▸ TASK
Look through the entries below and count the lines with the word "from" in them; give only the number.
━━ DATA SHOWN ━━
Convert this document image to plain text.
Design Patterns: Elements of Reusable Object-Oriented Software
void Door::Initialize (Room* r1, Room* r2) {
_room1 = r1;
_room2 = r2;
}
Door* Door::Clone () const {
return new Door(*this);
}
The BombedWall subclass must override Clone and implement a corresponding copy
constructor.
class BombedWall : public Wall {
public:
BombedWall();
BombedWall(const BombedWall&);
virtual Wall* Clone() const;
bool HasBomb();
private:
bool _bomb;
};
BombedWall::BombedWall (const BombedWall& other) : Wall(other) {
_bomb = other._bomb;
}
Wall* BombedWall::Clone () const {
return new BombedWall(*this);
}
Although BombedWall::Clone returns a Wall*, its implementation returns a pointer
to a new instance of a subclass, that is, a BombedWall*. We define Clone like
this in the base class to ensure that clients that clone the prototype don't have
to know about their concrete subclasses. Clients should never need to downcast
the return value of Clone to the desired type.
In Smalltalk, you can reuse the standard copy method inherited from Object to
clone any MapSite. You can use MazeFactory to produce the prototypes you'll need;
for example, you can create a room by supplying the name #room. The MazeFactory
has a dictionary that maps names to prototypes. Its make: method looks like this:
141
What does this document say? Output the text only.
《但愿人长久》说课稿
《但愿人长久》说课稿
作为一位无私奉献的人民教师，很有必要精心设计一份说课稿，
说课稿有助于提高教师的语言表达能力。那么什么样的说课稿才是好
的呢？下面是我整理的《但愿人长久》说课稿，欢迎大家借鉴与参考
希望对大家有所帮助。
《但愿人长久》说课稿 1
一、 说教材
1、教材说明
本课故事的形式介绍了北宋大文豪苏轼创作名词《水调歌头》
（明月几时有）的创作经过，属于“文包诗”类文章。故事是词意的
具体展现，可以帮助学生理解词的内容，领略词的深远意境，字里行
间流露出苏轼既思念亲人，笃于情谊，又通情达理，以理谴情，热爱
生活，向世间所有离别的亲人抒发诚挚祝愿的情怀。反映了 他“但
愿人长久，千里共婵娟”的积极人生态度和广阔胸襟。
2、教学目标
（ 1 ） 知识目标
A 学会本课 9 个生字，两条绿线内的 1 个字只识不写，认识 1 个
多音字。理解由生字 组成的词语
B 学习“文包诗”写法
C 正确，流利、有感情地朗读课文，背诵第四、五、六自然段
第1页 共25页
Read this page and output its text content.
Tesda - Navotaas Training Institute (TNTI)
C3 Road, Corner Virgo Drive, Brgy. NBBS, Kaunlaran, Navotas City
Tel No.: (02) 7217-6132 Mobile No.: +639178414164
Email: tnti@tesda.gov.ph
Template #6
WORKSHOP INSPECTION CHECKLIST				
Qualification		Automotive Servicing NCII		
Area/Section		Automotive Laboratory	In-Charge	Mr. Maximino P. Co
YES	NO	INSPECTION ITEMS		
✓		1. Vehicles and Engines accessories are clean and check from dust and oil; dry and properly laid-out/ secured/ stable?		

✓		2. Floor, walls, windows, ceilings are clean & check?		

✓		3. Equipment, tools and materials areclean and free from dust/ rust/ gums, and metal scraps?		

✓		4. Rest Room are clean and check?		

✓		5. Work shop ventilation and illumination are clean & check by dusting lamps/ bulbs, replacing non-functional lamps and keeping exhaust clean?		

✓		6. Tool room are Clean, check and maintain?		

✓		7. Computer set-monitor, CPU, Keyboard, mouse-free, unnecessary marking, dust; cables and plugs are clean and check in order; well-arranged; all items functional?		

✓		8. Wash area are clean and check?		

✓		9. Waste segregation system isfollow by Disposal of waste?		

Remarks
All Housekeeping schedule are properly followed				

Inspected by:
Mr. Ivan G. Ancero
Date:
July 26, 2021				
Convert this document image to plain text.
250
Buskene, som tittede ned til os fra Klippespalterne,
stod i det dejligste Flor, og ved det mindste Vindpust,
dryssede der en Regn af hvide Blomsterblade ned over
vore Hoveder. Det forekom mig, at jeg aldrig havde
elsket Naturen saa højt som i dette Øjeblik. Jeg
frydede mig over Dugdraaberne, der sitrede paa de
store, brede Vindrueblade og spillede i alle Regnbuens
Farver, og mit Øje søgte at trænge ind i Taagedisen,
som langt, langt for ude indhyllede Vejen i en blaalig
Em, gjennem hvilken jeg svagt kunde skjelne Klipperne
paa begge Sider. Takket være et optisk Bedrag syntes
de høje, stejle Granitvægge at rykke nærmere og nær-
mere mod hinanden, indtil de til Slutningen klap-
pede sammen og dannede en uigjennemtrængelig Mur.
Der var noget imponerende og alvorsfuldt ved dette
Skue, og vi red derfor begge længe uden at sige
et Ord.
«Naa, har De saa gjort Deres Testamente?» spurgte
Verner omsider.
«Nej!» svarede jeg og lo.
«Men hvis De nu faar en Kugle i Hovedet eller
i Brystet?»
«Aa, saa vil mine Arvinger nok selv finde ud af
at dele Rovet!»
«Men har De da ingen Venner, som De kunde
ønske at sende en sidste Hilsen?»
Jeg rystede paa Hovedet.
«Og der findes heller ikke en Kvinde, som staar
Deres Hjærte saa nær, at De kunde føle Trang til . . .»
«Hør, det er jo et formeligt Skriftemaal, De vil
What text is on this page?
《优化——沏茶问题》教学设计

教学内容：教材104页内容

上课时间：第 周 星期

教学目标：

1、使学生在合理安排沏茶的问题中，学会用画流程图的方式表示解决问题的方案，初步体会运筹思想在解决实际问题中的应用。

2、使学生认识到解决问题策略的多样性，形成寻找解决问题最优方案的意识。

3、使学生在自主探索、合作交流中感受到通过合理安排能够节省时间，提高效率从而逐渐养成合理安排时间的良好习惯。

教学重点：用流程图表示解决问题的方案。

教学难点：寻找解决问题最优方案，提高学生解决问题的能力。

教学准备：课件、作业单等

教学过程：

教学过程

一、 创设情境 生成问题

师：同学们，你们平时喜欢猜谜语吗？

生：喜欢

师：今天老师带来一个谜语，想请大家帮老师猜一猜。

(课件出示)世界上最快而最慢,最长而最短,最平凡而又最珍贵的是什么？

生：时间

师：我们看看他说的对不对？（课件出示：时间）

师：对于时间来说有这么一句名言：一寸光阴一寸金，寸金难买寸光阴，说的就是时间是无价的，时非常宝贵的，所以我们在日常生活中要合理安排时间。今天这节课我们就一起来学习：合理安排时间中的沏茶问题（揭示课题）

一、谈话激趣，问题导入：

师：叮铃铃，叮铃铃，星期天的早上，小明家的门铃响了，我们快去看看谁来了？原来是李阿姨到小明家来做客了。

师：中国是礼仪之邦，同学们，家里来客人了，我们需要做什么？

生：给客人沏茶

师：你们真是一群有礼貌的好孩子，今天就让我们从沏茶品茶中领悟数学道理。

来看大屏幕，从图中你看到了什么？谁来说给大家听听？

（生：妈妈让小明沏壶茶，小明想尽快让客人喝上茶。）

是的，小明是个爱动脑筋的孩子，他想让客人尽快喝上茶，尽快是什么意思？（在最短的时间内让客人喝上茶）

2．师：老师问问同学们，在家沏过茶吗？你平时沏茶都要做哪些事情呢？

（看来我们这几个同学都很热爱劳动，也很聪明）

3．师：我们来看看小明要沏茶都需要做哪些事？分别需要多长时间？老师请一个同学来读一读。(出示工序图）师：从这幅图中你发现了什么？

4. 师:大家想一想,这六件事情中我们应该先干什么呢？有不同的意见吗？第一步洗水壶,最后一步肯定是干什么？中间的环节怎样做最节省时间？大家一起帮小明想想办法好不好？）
━━━
▸ THE ANSWER
3